++++ Information provided ++++

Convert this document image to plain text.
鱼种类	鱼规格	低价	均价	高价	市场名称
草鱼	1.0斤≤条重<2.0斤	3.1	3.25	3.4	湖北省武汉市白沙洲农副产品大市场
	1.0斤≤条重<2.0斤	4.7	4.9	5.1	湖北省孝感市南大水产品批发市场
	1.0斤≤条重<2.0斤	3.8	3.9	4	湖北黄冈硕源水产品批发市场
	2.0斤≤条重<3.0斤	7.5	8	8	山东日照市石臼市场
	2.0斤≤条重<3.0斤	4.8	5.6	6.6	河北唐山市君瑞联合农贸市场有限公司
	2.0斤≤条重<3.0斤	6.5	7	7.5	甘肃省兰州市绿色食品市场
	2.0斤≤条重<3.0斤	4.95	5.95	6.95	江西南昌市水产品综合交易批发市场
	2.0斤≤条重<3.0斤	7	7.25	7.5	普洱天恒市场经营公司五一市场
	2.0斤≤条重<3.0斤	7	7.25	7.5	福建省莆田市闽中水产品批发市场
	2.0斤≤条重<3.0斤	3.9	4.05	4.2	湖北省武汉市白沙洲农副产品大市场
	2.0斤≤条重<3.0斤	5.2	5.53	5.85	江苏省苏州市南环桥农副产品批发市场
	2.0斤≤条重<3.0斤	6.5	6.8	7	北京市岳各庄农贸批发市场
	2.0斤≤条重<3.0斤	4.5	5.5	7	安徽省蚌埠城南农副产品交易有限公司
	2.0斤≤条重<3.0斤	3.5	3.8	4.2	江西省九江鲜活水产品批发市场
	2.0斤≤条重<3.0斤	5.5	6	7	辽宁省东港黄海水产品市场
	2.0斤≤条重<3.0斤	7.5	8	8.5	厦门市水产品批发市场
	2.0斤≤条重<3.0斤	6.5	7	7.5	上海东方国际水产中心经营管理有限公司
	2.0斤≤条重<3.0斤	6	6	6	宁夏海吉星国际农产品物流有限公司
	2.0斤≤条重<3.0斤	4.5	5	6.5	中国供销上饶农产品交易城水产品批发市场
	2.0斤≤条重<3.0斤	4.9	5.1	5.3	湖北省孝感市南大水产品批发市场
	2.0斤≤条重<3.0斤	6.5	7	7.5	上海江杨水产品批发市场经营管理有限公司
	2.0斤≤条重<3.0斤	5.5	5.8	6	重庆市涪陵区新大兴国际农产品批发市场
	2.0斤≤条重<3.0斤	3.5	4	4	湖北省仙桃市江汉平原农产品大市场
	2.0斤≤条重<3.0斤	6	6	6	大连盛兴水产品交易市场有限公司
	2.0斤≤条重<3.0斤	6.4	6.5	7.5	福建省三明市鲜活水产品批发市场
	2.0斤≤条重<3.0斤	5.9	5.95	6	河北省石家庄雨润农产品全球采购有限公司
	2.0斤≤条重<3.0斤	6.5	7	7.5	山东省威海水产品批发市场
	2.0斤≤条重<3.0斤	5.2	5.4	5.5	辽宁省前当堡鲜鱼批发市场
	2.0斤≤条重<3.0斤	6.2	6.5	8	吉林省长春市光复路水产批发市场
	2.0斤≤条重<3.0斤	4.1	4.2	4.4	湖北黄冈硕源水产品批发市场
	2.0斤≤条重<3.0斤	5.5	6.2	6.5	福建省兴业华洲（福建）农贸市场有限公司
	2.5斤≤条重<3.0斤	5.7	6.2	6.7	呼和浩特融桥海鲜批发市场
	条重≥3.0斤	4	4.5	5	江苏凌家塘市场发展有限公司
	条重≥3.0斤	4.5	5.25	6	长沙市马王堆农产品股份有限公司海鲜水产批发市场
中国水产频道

++++

> Problem details:
Output every entry shown above, exactly.

> Written reply:
Convert this document image to plain text.
鱼种类	鱼规格	低价	均价	高价	市场名称
草鱼	1.0斤≤条重<2.0斤	3.1	3.25	3.4	湖北省武汉市白沙洲农副产品大市场
	1.0斤≤条重<2.0斤	4.7	4.9	5.1	湖北省孝感市南大水产品批发市场
	1.0斤≤条重<2.0斤	3.8	3.9	4	湖北黄冈硕源水产品批发市场
	2.0斤≤条重<3.0斤	7.5	8	8	山东日照市石臼市场
	2.0斤≤条重<3.0斤	4.8	5.6	6.6	河北唐山市君瑞联合农贸市场有限公司
	2.0斤≤条重<3.0斤	6.5	7	7.5	甘肃省兰州市绿色食品市场
	2.0斤≤条重<3.0斤	4.95	5.95	6.95	江西南昌市水产品综合交易批发市场
	2.0斤≤条重<3.0斤	7	7.25	7.5	普洱天恒市场经营公司五一市场
	2.0斤≤条重<3.0斤	7	7.25	7.5	福建省莆田市闽中水产品批发市场
	2.0斤≤条重<3.0斤	3.9	4.05	4.2	湖北省武汉市白沙洲农副产品大市场
	2.0斤≤条重<3.0斤	5.2	5.53	5.85	江苏省苏州市南环桥农副产品批发市场
	2.0斤≤条重<3.0斤	6.5	6.8	7	北京市岳各庄农贸批发市场
	2.0斤≤条重<3.0斤	4.5	5.5	7	安徽省蚌埠城南农副产品交易有限公司
	2.0斤≤条重<3.0斤	3.5	3.8	4.2	江西省九江鲜活水产品批发市场
	2.0斤≤条重<3.0斤	5.5	6	7	辽宁省东港黄海水产品市场
	2.0斤≤条重<3.0斤	7.5	8	8.5	厦门市水产品批发市场
	2.0斤≤条重<3.0斤	6.5	7	7.5	上海东方国际水产中心经营管理有限公司
	2.0斤≤条重<3.0斤	6	6	6	宁夏海吉星国际农产品物流有限公司
	2.0斤≤条重<3.0斤	4.5	5	6.5	中国供销上饶农产品交易城水产品批发市场
	2.0斤≤条重<3.0斤	4.9	5.1	5.3	湖北省孝感市南大水产品批发市场
	2.0斤≤条重<3.0斤	6.5	7	7.5	上海江杨水产品批发市场经营管理有限公司
	2.0斤≤条重<3.0斤	5.5	5.8	6	重庆市涪陵区新大兴国际农产品批发市场
	2.0斤≤条重<3.0斤	3.5	4	4	湖北省仙桃市江汉平原农产品大市场
	2.0斤≤条重<3.0斤	6	6	6	大连盛兴水产品交易市场有限公司
	2.0斤≤条重<3.0斤	6.4	6.5	7.5	福建省三明市鲜活水产品批发市场
	2.0斤≤条重<3.0斤	5.9	5.95	6	河北省石家庄雨润农产品全球采购有限公司
	2.0斤≤条重<3.0斤	6.5	7	7.5	山东省威海水产品批发市场
	2.0斤≤条重<3.0斤	5.2	5.4	5.5	辽宁省前当堡鲜鱼批发市场
	2.0斤≤条重<3.0斤	6.2	6.5	8	吉林省长春市光复路水产批发市场
	2.0斤≤条重<3.0斤	4.1	4.2	4.4	湖北黄冈硕源水产品批发市场
	2.0斤≤条重<3.0斤	5.5	6.2	6.5	福建省兴业华洲（福建）农贸市场有限公司
	2.5斤≤条重<3.0斤	5.7	6.2	6.7	呼和浩特融桥海鲜批发市场
	条重≥3.0斤	4	4.5	5	江苏凌家塘市场发展有限公司
	条重≥3.0斤	4.5	5.25	6	长沙市马王堆农产品股份有限公司海鲜水产批发市场
中国水产频道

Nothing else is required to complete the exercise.